[Data excerpts]
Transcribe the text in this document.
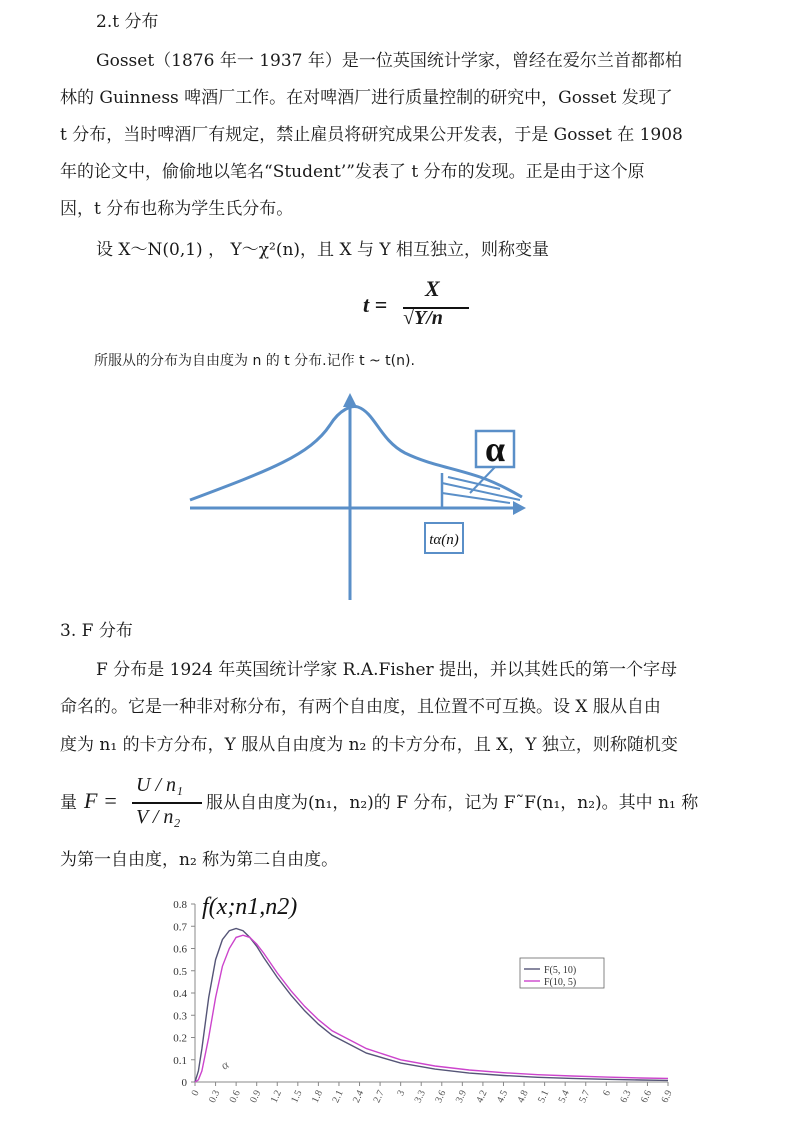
2.t 分布
Gosset（1876 年一 1937 年）是一位英国统计学家，曾经在爱尔兰首都都柏
林的 Guinness 啤酒厂工作。在对啤酒厂进行质量控制的研究中，Gosset 发现了
t 分布，当时啤酒厂有规定，禁止雇员将研究成果公开发表，于是 Gosset 在 1908
年的论文中，偷偷地以笔名“Student’”发表了 t 分布的发现。正是由于这个原
因，t 分布也称为学生氏分布。
设 X～N(0,1) ， Y～χ²(n)，且 X 与 Y 相互独立，则称变量
t =
X
√Y/n
所服从的分布为自由度为 n 的 t 分布.记作 t ~ t(n).
α
tα(n)
3. F 分布
F 分布是 1924 年英国统计学家 R.A.Fisher 提出，并以其姓氏的第一个字母
命名的。它是一种非对称分布，有两个自由度，且位置不可互换。设 X 服从自由
度为 n₁ 的卡方分布，Y 服从自由度为 n₂ 的卡方分布，且 X，Y 独立，则称随机变
量 F =
U / n₁
V / n₂
服从自由度为(n₁，n₂)的 F 分布，记为 F˜F(n₁，n₂)。其中 n₁ 称
为第一自由度，n₂ 称为第二自由度。
f(x;n1,n2)
0
0.1
0.2
0.3
0.4
0.5
0.6
0.7
0.8
0 0.3 0.6 0.9 1.2 1.5 1.8 2.1 2.4 2.7 3 3.3 3.6 3.9 4.2 4.5 4.8 5.1 5.4 5.7 6 6.3 6.6 6.9
F(5, 10)
F(10, 5)
α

● **SET PROBLEM**
Print out the lines exactly, skipping any picture.

● **WRITTEN SOLUTION**
Transcribe the text in this document.
2.t 分布
Gosset（1876 年一 1937 年）是一位英国统计学家，曾经在爱尔兰首都都柏
林的 Guinness 啤酒厂工作。在对啤酒厂进行质量控制的研究中，Gosset 发现了
t 分布，当时啤酒厂有规定，禁止雇员将研究成果公开发表，于是 Gosset 在 1908
年的论文中，偷偷地以笔名“Student’”发表了 t 分布的发现。正是由于这个原
因，t 分布也称为学生氏分布。
设 X～N(0,1) ， Y～χ²(n)，且 X 与 Y 相互独立，则称变量
t =
X
√Y/n
所服从的分布为自由度为 n 的 t 分布.记作 t ~ t(n).
α
tα(n)
3. F 分布
F 分布是 1924 年英国统计学家 R.A.Fisher 提出，并以其姓氏的第一个字母
命名的。它是一种非对称分布，有两个自由度，且位置不可互换。设 X 服从自由
度为 n₁ 的卡方分布，Y 服从自由度为 n₂ 的卡方分布，且 X，Y 独立，则称随机变
量 F =
U / n₁
V / n₂
服从自由度为(n₁，n₂)的 F 分布，记为 F˜F(n₁，n₂)。其中 n₁ 称
为第一自由度，n₂ 称为第二自由度。
f(x;n1,n2)
0
0.1
0.2
0.3
0.4
0.5
0.6
0.7
0.8
0 0.3 0.6 0.9 1.2 1.5 1.8 2.1 2.4 2.7 3 3.3 3.6 3.9 4.2 4.5 4.8 5.1 5.4 5.7 6 6.3 6.6 6.9
F(5, 10)
F(10, 5)
α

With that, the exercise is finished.